Job:
Check every line of the entries for "Farmers", and copy the lines that hold it.

Given information:
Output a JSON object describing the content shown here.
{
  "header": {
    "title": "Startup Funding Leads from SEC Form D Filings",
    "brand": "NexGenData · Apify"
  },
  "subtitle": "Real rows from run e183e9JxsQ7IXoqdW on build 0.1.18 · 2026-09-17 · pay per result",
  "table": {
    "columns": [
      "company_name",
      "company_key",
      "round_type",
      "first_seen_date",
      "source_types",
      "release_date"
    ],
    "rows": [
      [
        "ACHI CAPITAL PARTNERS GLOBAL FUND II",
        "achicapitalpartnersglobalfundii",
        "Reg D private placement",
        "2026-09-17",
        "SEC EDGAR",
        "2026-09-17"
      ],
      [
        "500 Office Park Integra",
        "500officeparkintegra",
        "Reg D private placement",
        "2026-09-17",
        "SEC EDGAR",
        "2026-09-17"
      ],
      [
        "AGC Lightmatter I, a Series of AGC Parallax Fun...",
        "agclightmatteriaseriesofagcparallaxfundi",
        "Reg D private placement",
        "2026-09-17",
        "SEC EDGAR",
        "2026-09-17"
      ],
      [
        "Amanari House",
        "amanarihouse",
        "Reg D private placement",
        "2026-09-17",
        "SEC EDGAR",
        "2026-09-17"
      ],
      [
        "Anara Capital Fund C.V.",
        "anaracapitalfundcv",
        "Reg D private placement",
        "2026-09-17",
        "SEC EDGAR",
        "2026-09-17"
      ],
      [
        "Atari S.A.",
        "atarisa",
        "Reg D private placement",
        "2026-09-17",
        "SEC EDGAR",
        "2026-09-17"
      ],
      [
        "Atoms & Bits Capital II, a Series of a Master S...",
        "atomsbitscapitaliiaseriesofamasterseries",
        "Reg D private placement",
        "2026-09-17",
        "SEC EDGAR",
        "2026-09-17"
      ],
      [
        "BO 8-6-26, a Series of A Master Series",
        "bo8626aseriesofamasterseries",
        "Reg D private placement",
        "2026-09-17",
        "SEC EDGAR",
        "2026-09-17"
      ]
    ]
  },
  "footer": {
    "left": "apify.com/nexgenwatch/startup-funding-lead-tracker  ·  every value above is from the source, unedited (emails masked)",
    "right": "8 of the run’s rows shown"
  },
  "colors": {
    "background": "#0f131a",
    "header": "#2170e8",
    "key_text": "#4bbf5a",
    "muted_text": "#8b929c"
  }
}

* * *

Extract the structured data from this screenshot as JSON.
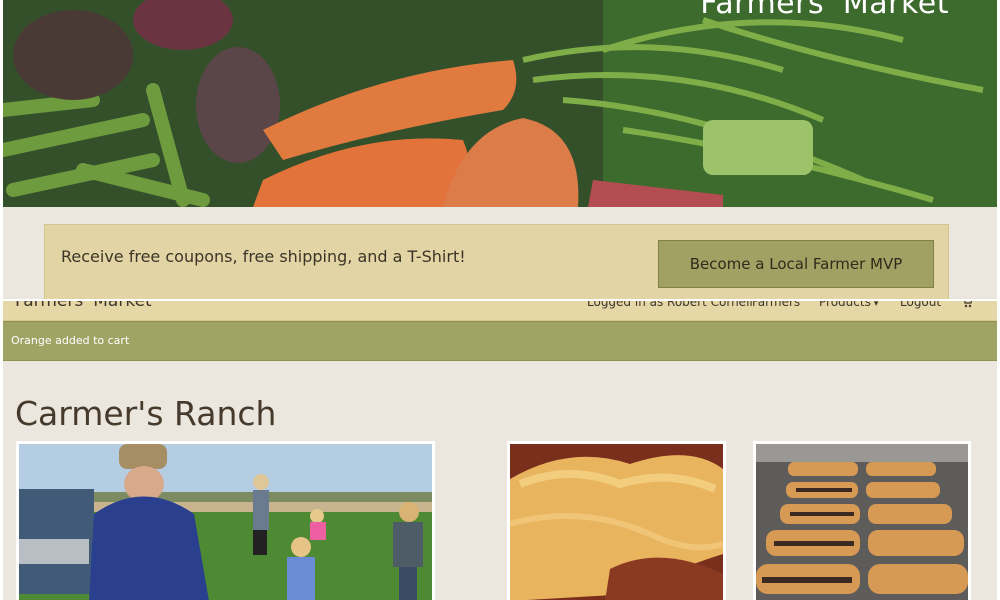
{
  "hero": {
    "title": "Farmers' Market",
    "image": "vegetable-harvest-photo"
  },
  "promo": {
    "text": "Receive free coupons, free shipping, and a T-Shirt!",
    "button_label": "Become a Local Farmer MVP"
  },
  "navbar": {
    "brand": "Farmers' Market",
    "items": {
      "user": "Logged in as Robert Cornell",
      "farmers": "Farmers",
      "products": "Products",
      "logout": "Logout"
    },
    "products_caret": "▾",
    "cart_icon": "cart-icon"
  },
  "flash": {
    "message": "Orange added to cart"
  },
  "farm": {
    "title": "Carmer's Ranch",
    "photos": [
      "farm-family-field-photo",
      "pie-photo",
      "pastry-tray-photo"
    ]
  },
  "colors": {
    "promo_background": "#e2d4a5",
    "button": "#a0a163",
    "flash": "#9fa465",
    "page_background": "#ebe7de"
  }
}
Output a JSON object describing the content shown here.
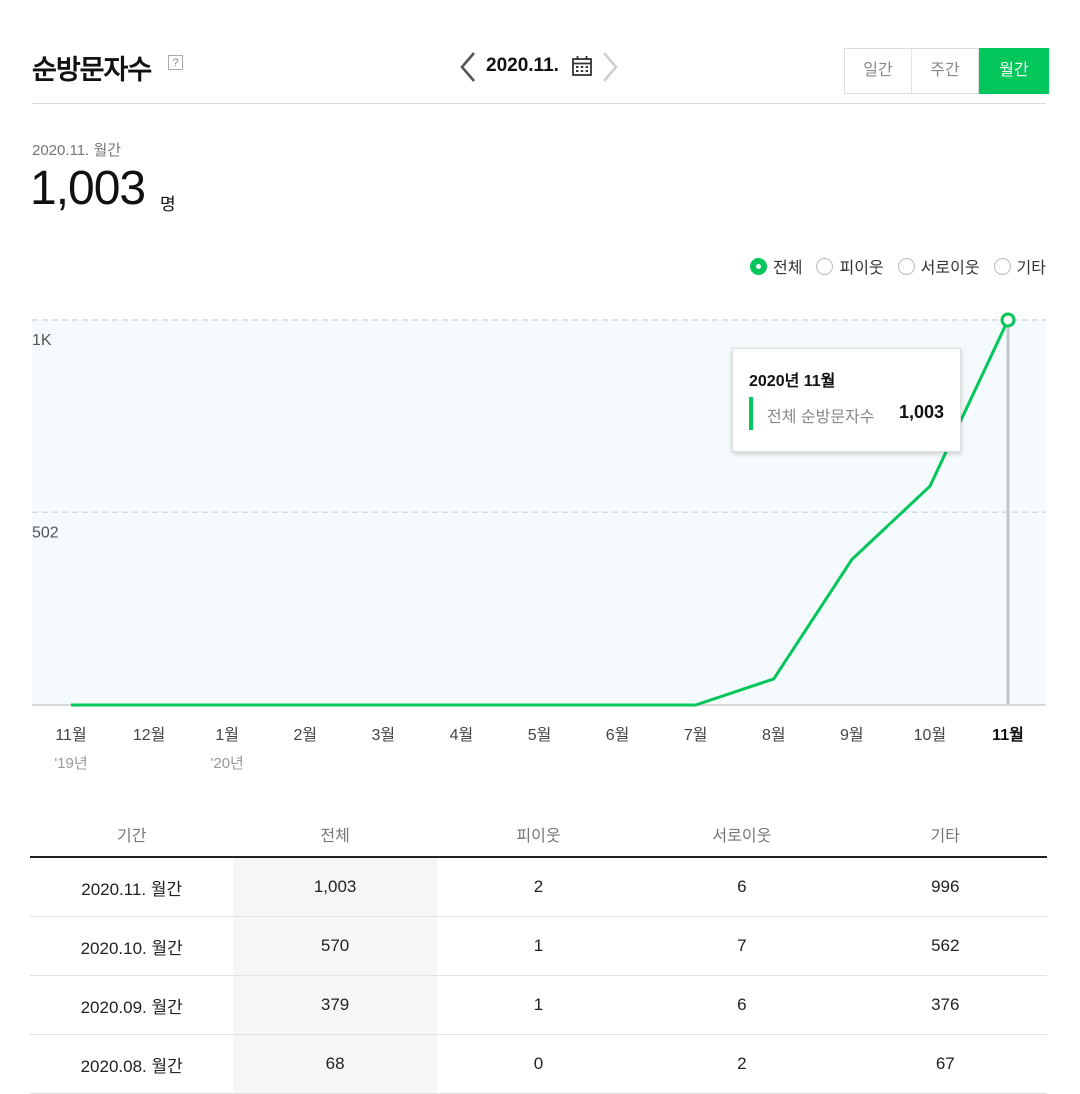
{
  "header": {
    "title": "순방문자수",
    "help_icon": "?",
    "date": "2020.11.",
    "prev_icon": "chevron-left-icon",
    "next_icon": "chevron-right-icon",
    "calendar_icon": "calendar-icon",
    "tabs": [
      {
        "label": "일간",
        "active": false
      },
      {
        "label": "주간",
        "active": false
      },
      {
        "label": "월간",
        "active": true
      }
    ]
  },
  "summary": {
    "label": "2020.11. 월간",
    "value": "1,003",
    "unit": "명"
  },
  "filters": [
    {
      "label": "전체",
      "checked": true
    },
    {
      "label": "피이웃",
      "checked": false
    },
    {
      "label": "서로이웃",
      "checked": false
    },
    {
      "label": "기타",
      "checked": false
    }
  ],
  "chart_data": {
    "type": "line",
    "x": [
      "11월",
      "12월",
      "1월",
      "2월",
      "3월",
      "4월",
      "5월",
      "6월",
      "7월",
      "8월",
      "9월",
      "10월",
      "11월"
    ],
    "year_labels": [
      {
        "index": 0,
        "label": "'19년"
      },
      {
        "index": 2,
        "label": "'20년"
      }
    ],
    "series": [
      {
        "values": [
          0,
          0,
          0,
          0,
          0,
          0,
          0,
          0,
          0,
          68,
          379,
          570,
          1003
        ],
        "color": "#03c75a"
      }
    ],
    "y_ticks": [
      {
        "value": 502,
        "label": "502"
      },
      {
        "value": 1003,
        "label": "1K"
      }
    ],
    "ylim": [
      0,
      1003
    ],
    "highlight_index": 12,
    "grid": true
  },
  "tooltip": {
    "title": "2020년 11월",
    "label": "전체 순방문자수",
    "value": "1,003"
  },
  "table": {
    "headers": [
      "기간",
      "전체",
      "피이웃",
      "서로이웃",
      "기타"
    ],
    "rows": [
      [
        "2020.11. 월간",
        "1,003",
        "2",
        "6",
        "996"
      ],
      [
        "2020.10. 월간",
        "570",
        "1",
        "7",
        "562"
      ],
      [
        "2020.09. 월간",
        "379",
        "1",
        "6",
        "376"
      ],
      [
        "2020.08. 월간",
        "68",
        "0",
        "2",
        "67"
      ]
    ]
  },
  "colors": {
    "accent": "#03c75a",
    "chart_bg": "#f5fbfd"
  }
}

Result below:
    "title": "Farmers' Market",
    "brand": "Farmers' Market",
      "farmers": "Farmers",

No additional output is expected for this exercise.